_EXERCISE OBJECTIVE_
Using the material below, copy every line where "sulle" appears.

#### DATA SECTION ####

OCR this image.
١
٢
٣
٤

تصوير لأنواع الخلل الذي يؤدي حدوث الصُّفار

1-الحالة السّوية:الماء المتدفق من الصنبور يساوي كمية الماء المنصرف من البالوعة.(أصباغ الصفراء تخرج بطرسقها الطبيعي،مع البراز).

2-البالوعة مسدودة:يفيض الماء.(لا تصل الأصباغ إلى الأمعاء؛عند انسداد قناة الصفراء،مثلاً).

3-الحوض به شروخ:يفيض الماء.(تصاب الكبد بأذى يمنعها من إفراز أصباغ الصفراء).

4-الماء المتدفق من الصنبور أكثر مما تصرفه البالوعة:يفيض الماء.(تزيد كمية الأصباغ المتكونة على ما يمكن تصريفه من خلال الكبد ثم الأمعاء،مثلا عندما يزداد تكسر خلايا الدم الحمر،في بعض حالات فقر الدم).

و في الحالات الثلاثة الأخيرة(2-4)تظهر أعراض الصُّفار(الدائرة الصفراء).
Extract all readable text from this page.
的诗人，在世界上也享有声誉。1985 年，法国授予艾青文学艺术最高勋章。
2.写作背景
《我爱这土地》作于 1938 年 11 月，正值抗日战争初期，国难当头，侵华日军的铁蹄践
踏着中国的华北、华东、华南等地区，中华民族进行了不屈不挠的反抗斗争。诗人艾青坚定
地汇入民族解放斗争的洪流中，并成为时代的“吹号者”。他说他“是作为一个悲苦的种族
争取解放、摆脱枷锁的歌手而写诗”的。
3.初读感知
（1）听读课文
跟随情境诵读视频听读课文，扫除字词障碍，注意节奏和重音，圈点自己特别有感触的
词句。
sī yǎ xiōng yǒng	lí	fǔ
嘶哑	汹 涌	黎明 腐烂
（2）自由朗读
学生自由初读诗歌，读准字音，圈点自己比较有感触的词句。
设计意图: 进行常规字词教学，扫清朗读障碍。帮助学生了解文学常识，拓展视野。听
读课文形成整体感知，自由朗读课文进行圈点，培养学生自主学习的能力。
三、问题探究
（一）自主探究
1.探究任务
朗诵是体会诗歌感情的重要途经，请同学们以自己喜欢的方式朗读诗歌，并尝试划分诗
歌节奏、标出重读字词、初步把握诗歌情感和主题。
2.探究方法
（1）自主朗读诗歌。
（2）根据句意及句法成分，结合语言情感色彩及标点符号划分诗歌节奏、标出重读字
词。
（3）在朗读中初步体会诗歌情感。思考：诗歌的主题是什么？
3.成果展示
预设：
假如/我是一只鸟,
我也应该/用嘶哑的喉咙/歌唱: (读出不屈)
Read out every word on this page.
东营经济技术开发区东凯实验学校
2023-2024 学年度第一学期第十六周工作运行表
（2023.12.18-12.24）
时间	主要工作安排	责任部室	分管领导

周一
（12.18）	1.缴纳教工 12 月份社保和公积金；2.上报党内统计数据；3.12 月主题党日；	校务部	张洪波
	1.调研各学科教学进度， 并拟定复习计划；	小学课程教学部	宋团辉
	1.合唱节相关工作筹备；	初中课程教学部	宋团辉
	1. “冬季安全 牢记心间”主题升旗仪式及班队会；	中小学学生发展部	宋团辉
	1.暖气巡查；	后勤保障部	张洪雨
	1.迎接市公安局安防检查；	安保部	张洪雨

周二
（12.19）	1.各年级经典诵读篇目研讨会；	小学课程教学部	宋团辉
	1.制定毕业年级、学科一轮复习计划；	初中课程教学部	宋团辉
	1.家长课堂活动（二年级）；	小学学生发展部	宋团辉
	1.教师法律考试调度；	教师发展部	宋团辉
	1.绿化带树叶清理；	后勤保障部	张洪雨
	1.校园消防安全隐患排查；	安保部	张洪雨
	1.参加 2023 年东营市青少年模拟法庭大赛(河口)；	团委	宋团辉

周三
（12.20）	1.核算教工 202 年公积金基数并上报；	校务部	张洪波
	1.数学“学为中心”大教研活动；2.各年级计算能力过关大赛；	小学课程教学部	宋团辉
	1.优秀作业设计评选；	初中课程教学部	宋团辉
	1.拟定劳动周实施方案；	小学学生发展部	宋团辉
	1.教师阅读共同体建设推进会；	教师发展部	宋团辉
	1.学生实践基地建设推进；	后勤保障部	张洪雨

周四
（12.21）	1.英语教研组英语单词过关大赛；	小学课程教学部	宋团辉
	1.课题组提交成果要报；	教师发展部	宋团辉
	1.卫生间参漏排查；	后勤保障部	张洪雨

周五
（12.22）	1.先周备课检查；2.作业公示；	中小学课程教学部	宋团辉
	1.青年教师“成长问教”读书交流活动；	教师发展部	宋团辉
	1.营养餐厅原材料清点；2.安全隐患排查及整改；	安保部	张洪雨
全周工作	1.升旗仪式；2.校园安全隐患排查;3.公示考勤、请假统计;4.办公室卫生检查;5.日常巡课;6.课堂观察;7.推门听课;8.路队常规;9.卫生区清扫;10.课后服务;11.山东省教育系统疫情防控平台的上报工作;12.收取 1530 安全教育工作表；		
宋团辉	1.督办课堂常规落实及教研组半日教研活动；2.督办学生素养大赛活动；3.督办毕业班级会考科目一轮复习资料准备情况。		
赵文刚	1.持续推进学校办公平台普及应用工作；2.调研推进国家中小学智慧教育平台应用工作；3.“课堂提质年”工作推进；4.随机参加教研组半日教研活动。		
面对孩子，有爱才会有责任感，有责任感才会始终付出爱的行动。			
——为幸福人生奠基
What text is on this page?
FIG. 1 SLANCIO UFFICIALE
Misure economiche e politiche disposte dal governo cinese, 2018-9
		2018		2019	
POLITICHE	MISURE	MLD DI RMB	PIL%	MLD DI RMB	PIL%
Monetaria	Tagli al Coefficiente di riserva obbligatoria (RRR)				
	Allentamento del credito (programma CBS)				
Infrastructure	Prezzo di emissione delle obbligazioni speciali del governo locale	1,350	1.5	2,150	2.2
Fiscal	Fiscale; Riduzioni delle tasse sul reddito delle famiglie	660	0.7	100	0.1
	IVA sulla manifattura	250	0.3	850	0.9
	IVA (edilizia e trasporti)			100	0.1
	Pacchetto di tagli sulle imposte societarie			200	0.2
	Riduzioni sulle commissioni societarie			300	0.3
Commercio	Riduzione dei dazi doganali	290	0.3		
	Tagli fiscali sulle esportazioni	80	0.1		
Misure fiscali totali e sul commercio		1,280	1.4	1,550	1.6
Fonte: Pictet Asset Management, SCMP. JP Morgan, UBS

####

_WORKED SOLUTION_
	Pacchetto di tagli sulle imposte societarie			200	0.2
	Riduzioni sulle commissioni societarie			300	0.3
	Tagli fiscali sulle esportazioni	80	0.1		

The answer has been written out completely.